Figure record listings

######

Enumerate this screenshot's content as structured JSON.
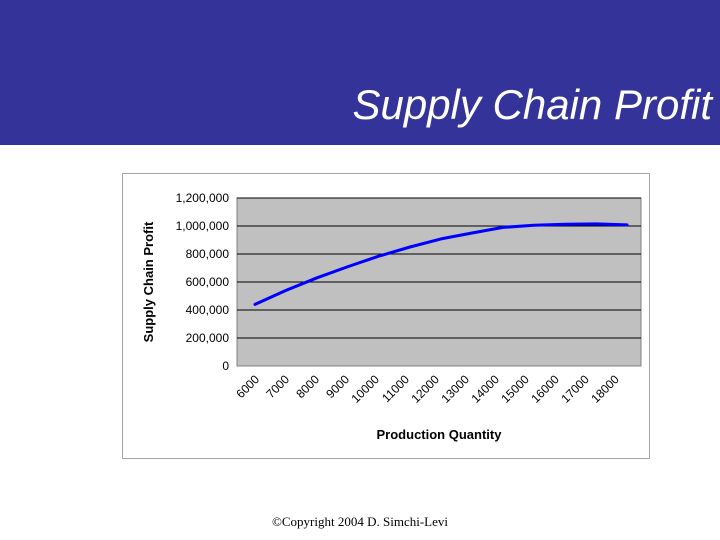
{
  "slide": {
    "title": "Supply Chain Profit",
    "footer": "©Copyright 2004 D. Simchi-Levi"
  },
  "colors": {
    "header_band": "#333399",
    "plot_area": "#c0c0c0",
    "series_line": "#0000ff"
  },
  "chart_data": {
    "type": "line",
    "title": "",
    "xlabel": "Production Quantity",
    "ylabel": "Supply Chain Profit",
    "categories": [
      "6000",
      "7000",
      "8000",
      "9000",
      "10000",
      "11000",
      "12000",
      "13000",
      "14000",
      "15000",
      "16000",
      "17000",
      "18000"
    ],
    "series": [
      {
        "values": [
          440000,
          540000,
          630000,
          710000,
          785000,
          850000,
          908000,
          950000,
          990000,
          1005000,
          1012000,
          1015000,
          1008000
        ]
      }
    ],
    "yticks": [
      "0",
      "200,000",
      "400,000",
      "600,000",
      "800,000",
      "1,000,000",
      "1,200,000"
    ],
    "ylim": [
      0,
      1200000
    ],
    "grid": "horizontal",
    "legend": "none"
  }
}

######

Can you retype every record above exactly, leaving out the pictures?

Enumerate this screenshot's content as structured JSON.
{
  "slide": {
    "title": "Supply Chain Profit",
    "footer": "©Copyright 2004 D. Simchi-Levi"
  },
  "colors": {
    "header_band": "#333399",
    "plot_area": "#c0c0c0",
    "series_line": "#0000ff"
  },
  "chart_data": {
    "type": "line",
    "title": "",
    "xlabel": "Production Quantity",
    "ylabel": "Supply Chain Profit",
    "categories": [
      "6000",
      "7000",
      "8000",
      "9000",
      "10000",
      "11000",
      "12000",
      "13000",
      "14000",
      "15000",
      "16000",
      "17000",
      "18000"
    ],
    "series": [
      {
        "values": [
          440000,
          540000,
          630000,
          710000,
          785000,
          850000,
          908000,
          950000,
          990000,
          1005000,
          1012000,
          1015000,
          1008000
        ]
      }
    ],
    "yticks": [
      "0",
      "200,000",
      "400,000",
      "600,000",
      "800,000",
      "1,000,000",
      "1,200,000"
    ],
    "ylim": [
      0,
      1200000
    ],
    "grid": "horizontal",
    "legend": "none"
  }
}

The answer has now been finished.